Reproduce all entries word for word.

Collected data entries
## start

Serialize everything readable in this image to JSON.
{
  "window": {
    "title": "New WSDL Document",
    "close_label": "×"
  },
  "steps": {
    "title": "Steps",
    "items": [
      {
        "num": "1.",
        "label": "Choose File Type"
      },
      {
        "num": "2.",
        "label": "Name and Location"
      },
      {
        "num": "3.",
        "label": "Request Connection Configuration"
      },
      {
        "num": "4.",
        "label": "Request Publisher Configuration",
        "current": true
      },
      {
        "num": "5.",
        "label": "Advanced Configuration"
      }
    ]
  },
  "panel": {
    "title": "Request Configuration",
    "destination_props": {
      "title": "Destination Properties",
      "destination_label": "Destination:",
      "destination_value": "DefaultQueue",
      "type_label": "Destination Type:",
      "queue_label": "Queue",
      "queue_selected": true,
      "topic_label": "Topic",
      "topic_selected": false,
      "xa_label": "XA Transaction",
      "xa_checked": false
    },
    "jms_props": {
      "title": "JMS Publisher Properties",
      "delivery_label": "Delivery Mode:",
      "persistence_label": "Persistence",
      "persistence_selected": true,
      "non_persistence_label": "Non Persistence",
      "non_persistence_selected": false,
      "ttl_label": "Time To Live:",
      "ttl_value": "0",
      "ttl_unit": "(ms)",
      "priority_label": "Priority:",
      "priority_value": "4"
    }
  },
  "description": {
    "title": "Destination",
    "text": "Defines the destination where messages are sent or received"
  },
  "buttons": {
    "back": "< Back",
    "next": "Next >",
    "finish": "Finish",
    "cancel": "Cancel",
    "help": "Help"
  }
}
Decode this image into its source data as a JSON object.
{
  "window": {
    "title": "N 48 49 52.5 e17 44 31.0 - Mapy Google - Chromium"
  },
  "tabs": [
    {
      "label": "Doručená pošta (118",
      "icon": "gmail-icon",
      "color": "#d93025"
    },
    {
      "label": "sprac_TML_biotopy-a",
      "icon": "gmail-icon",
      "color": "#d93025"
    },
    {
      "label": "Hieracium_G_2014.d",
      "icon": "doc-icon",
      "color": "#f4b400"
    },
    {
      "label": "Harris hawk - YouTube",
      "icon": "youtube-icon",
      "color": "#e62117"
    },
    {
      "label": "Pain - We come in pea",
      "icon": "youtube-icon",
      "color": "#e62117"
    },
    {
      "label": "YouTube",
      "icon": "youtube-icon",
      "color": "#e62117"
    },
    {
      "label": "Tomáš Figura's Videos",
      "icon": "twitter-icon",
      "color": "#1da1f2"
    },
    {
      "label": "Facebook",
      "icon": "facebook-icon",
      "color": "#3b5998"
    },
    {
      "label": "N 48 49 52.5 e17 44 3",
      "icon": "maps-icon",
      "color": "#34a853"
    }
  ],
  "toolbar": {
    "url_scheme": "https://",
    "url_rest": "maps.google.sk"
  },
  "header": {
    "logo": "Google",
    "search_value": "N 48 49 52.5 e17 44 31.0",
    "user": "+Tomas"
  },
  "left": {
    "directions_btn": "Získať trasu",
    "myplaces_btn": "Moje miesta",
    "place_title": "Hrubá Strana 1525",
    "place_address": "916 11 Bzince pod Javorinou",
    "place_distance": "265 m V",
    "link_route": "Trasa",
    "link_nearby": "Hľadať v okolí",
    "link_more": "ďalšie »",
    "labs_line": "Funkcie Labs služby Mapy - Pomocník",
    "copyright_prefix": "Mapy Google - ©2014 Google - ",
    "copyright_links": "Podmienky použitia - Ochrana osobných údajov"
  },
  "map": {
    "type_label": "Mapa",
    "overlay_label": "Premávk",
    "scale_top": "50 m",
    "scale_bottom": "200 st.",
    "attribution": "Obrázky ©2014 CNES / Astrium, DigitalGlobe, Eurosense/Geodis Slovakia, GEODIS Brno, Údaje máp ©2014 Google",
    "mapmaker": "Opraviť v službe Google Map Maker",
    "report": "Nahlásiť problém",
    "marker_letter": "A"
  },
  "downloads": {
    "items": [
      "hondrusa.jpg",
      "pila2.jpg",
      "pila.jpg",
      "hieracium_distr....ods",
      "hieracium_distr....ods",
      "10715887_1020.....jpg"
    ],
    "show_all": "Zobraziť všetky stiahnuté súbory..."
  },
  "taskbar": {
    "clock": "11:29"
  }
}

## end

[Answer for the task]
Serialize everything readable in this image to JSON.
{
  "window": {
    "title": "New WSDL Document",
    "close_label": "×"
  },
  "steps": {
    "title": "Steps",
    "items": [
      {
        "num": "1.",
        "label": "Choose File Type"
      },
      {
        "num": "2.",
        "label": "Name and Location"
      },
      {
        "num": "3.",
        "label": "Request Connection Configuration"
      },
      {
        "num": "4.",
        "label": "Request Publisher Configuration",
        "current": true
      },
      {
        "num": "5.",
        "label": "Advanced Configuration"
      }
    ]
  },
  "panel": {
    "title": "Request Configuration",
    "destination_props": {
      "title": "Destination Properties",
      "destination_label": "Destination:",
      "destination_value": "DefaultQueue",
      "type_label": "Destination Type:",
      "queue_label": "Queue",
      "queue_selected": true,
      "topic_label": "Topic",
      "topic_selected": false,
      "xa_label": "XA Transaction",
      "xa_checked": false
    },
    "jms_props": {
      "title": "JMS Publisher Properties",
      "delivery_label": "Delivery Mode:",
      "persistence_label": "Persistence",
      "persistence_selected": true,
      "non_persistence_label": "Non Persistence",
      "non_persistence_selected": false,
      "ttl_label": "Time To Live:",
      "ttl_value": "0",
      "ttl_unit": "(ms)",
      "priority_label": "Priority:",
      "priority_value": "4"
    }
  },
  "description": {
    "title": "Destination",
    "text": "Defines the destination where messages are sent or received"
  },
  "buttons": {
    "back": "< Back",
    "next": "Next >",
    "finish": "Finish",
    "cancel": "Cancel",
    "help": "Help"
  }
}
Decode this image into its source data as a JSON object.
{
  "window": {
    "title": "N 48 49 52.5 e17 44 31.0 - Mapy Google - Chromium"
  },
  "tabs": [
    {
      "label": "Doručená pošta (118",
      "icon": "gmail-icon",
      "color": "#d93025"
    },
    {
      "label": "sprac_TML_biotopy-a",
      "icon": "gmail-icon",
      "color": "#d93025"
    },
    {
      "label": "Hieracium_G_2014.d",
      "icon": "doc-icon",
      "color": "#f4b400"
    },
    {
      "label": "Harris hawk - YouTube",
      "icon": "youtube-icon",
      "color": "#e62117"
    },
    {
      "label": "Pain - We come in pea",
      "icon": "youtube-icon",
      "color": "#e62117"
    },
    {
      "label": "YouTube",
      "icon": "youtube-icon",
      "color": "#e62117"
    },
    {
      "label": "Tomáš Figura's Videos",
      "icon": "twitter-icon",
      "color": "#1da1f2"
    },
    {
      "label": "Facebook",
      "icon": "facebook-icon",
      "color": "#3b5998"
    },
    {
      "label": "N 48 49 52.5 e17 44 3",
      "icon": "maps-icon",
      "color": "#34a853"
    }
  ],
  "toolbar": {
    "url_scheme": "https://",
    "url_rest": "maps.google.sk"
  },
  "header": {
    "logo": "Google",
    "search_value": "N 48 49 52.5 e17 44 31.0",
    "user": "+Tomas"
  },
  "left": {
    "directions_btn": "Získať trasu",
    "myplaces_btn": "Moje miesta",
    "place_title": "Hrubá Strana 1525",
    "place_address": "916 11 Bzince pod Javorinou",
    "place_distance": "265 m V",
    "link_route": "Trasa",
    "link_nearby": "Hľadať v okolí",
    "link_more": "ďalšie »",
    "labs_line": "Funkcie Labs služby Mapy - Pomocník",
    "copyright_prefix": "Mapy Google - ©2014 Google - ",
    "copyright_links": "Podmienky použitia - Ochrana osobných údajov"
  },
  "map": {
    "type_label": "Mapa",
    "overlay_label": "Premávk",
    "scale_top": "50 m",
    "scale_bottom": "200 st.",
    "attribution": "Obrázky ©2014 CNES / Astrium, DigitalGlobe, Eurosense/Geodis Slovakia, GEODIS Brno, Údaje máp ©2014 Google",
    "mapmaker": "Opraviť v službe Google Map Maker",
    "report": "Nahlásiť problém",
    "marker_letter": "A"
  },
  "downloads": {
    "items": [
      "hondrusa.jpg",
      "pila2.jpg",
      "pila.jpg",
      "hieracium_distr....ods",
      "hieracium_distr....ods",
      "10715887_1020.....jpg"
    ],
    "show_all": "Zobraziť všetky stiahnuté súbory..."
  },
  "taskbar": {
    "clock": "11:29"
  }
}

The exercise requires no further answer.